(Data entries for graphics)

[BEGIN]

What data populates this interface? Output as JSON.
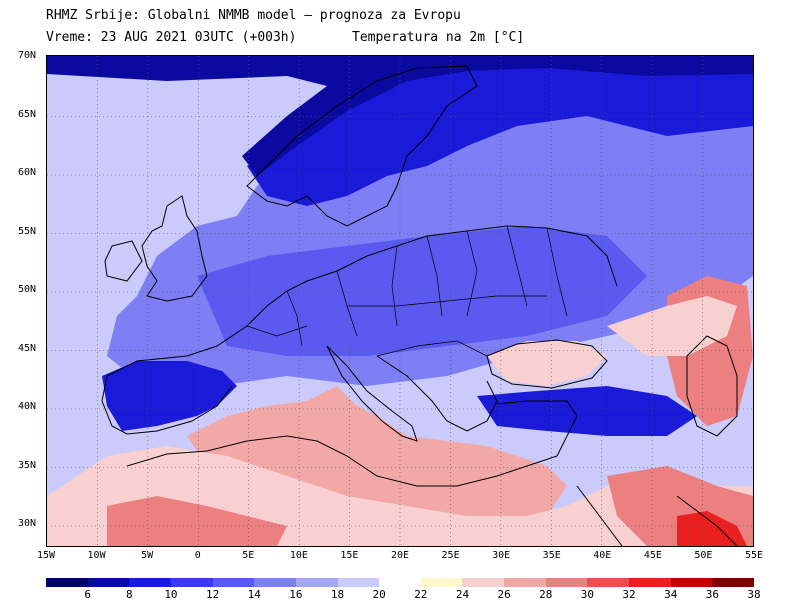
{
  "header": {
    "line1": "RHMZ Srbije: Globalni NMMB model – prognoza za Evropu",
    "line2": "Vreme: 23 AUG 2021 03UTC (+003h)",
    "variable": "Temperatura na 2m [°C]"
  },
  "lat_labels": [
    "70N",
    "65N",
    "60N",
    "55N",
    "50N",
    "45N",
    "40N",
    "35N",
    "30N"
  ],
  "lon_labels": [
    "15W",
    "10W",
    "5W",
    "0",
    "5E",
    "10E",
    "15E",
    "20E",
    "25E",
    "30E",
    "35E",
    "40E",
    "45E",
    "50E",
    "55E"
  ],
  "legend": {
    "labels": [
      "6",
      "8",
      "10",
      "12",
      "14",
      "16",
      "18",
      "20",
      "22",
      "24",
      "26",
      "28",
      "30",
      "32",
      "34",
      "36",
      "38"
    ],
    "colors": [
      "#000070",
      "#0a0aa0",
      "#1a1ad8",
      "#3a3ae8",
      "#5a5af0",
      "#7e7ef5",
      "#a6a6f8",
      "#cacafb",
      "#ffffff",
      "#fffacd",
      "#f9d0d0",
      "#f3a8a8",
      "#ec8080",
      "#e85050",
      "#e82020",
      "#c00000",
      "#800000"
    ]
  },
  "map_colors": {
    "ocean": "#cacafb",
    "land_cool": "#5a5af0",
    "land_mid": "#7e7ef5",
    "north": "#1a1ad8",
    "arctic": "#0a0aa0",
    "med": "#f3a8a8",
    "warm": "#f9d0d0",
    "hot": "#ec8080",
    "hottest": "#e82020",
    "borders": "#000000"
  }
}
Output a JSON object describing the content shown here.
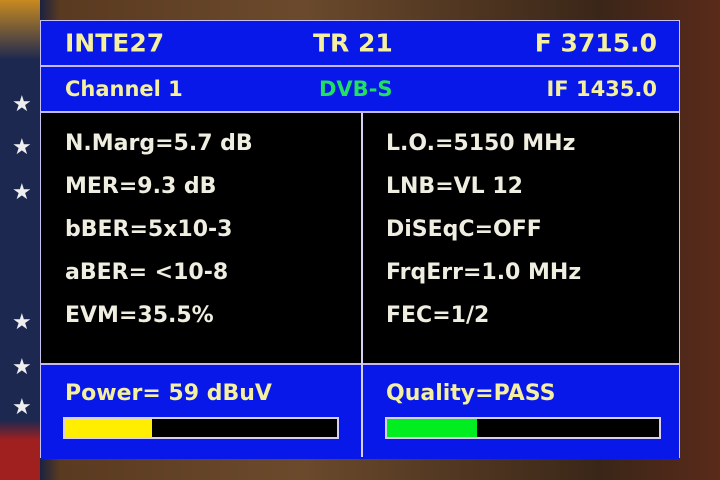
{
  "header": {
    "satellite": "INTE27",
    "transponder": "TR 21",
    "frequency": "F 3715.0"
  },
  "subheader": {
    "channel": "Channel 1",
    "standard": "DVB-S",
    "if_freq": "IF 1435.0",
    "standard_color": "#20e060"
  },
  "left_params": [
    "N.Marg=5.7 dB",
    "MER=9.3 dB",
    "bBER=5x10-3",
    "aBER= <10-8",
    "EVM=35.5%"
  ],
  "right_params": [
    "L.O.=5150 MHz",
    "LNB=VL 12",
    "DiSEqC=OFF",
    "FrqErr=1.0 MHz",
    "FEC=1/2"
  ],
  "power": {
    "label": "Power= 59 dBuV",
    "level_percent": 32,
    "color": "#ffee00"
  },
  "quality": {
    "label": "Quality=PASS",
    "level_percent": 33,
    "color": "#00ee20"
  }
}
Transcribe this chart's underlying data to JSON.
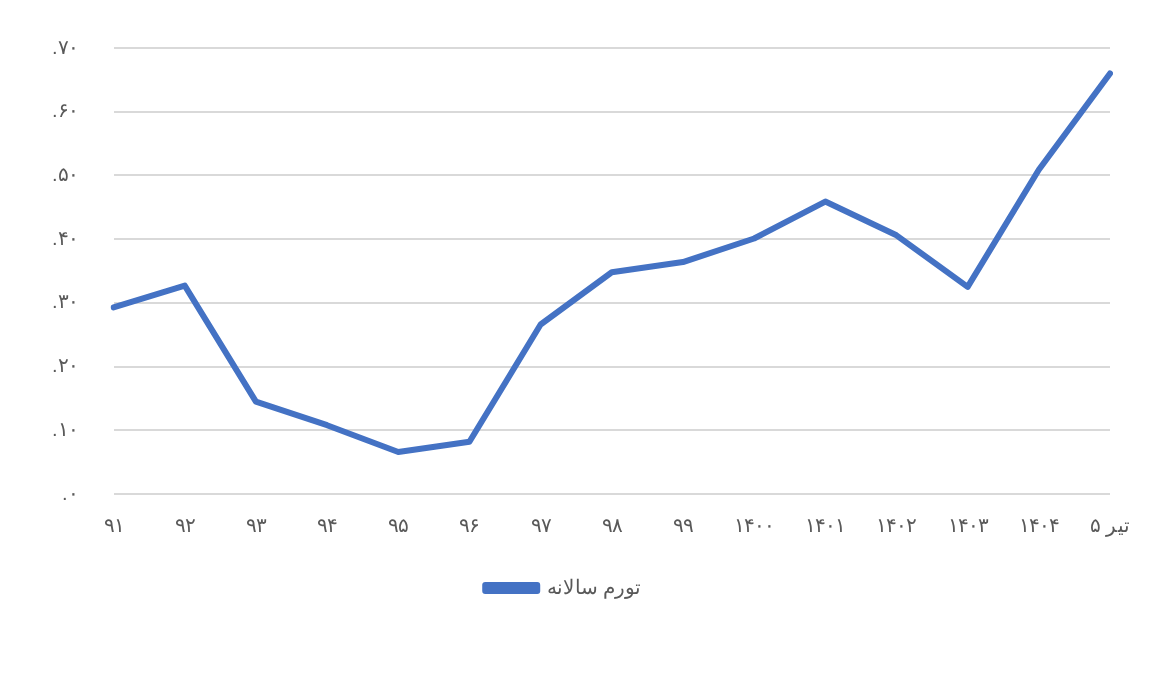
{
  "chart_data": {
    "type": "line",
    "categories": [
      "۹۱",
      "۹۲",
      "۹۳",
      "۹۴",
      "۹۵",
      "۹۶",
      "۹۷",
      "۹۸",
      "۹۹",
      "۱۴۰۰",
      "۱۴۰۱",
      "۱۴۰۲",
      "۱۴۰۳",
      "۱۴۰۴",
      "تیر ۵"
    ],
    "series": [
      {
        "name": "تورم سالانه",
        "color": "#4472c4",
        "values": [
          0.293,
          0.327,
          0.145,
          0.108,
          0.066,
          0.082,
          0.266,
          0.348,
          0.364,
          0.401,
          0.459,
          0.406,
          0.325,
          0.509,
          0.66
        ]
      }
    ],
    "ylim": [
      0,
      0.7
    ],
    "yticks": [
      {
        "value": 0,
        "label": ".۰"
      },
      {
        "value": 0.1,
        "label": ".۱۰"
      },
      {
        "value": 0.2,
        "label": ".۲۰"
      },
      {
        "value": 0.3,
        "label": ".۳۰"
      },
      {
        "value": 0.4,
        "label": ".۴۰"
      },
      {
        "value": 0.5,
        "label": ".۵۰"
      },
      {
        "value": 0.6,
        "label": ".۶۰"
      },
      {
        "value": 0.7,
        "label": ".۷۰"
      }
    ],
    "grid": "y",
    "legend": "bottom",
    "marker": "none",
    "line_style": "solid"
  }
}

[END]

§ **WHAT YOU ARE ASKED TO DO**:
The records above are to be quoted exactly, with all pictures left out.

§ **REPLY**:
What data populates this interface? Output as JSON.
{
  "header": {
    "line1": "RHMZ Srbije: Globalni NMMB model – prognoza za Evropu",
    "line2": "Vreme: 23 AUG 2021 03UTC (+003h)",
    "variable": "Temperatura na 2m [°C]"
  },
  "lat_labels": [
    "70N",
    "65N",
    "60N",
    "55N",
    "50N",
    "45N",
    "40N",
    "35N",
    "30N"
  ],
  "lon_labels": [
    "15W",
    "10W",
    "5W",
    "0",
    "5E",
    "10E",
    "15E",
    "20E",
    "25E",
    "30E",
    "35E",
    "40E",
    "45E",
    "50E",
    "55E"
  ],
  "legend": {
    "labels": [
      "6",
      "8",
      "10",
      "12",
      "14",
      "16",
      "18",
      "20",
      "22",
      "24",
      "26",
      "28",
      "30",
      "32",
      "34",
      "36",
      "38"
    ],
    "colors": [
      "#000070",
      "#0a0aa0",
      "#1a1ad8",
      "#3a3ae8",
      "#5a5af0",
      "#7e7ef5",
      "#a6a6f8",
      "#cacafb",
      "#ffffff",
      "#fffacd",
      "#f9d0d0",
      "#f3a8a8",
      "#ec8080",
      "#e85050",
      "#e82020",
      "#c00000",
      "#800000"
    ]
  },
  "map_colors": {
    "ocean": "#cacafb",
    "land_cool": "#5a5af0",
    "land_mid": "#7e7ef5",
    "north": "#1a1ad8",
    "arctic": "#0a0aa0",
    "med": "#f3a8a8",
    "warm": "#f9d0d0",
    "hot": "#ec8080",
    "hottest": "#e82020",
    "borders": "#000000"
  }
}
Output a JSON object describing the content shown here.
{
  "header": {
    "satellite": "INTE27",
    "transponder": "TR 21",
    "frequency": "F 3715.0"
  },
  "subheader": {
    "channel": "Channel 1",
    "standard": "DVB-S",
    "if_freq": "IF 1435.0",
    "standard_color": "#20e060"
  },
  "left_params": [
    "N.Marg=5.7 dB",
    "MER=9.3 dB",
    "bBER=5x10-3",
    "aBER= <10-8",
    "EVM=35.5%"
  ],
  "right_params": [
    "L.O.=5150 MHz",
    "LNB=VL 12",
    "DiSEqC=OFF",
    "FrqErr=1.0 MHz",
    "FEC=1/2"
  ],
  "power": {
    "label": "Power= 59 dBuV",
    "level_percent": 32,
    "color": "#ffee00"
  },
  "quality": {
    "label": "Quality=PASS",
    "level_percent": 33,
    "color": "#00ee20"
  }
}
Transcribe this chart's underlying data to JSON.
{
  "chart_data": {
    "type": "line",
    "categories": [
      "۹۱",
      "۹۲",
      "۹۳",
      "۹۴",
      "۹۵",
      "۹۶",
      "۹۷",
      "۹۸",
      "۹۹",
      "۱۴۰۰",
      "۱۴۰۱",
      "۱۴۰۲",
      "۱۴۰۳",
      "۱۴۰۴",
      "تیر ۵"
    ],
    "series": [
      {
        "name": "تورم سالانه",
        "color": "#4472c4",
        "values": [
          0.293,
          0.327,
          0.145,
          0.108,
          0.066,
          0.082,
          0.266,
          0.348,
          0.364,
          0.401,
          0.459,
          0.406,
          0.325,
          0.509,
          0.66
        ]
      }
    ],
    "ylim": [
      0,
      0.7
    ],
    "yticks": [
      {
        "value": 0,
        "label": ".۰"
      },
      {
        "value": 0.1,
        "label": ".۱۰"
      },
      {
        "value": 0.2,
        "label": ".۲۰"
      },
      {
        "value": 0.3,
        "label": ".۳۰"
      },
      {
        "value": 0.4,
        "label": ".۴۰"
      },
      {
        "value": 0.5,
        "label": ".۵۰"
      },
      {
        "value": 0.6,
        "label": ".۶۰"
      },
      {
        "value": 0.7,
        "label": ".۷۰"
      }
    ],
    "grid": "y",
    "legend": "bottom",
    "marker": "none",
    "line_style": "solid"
  }
}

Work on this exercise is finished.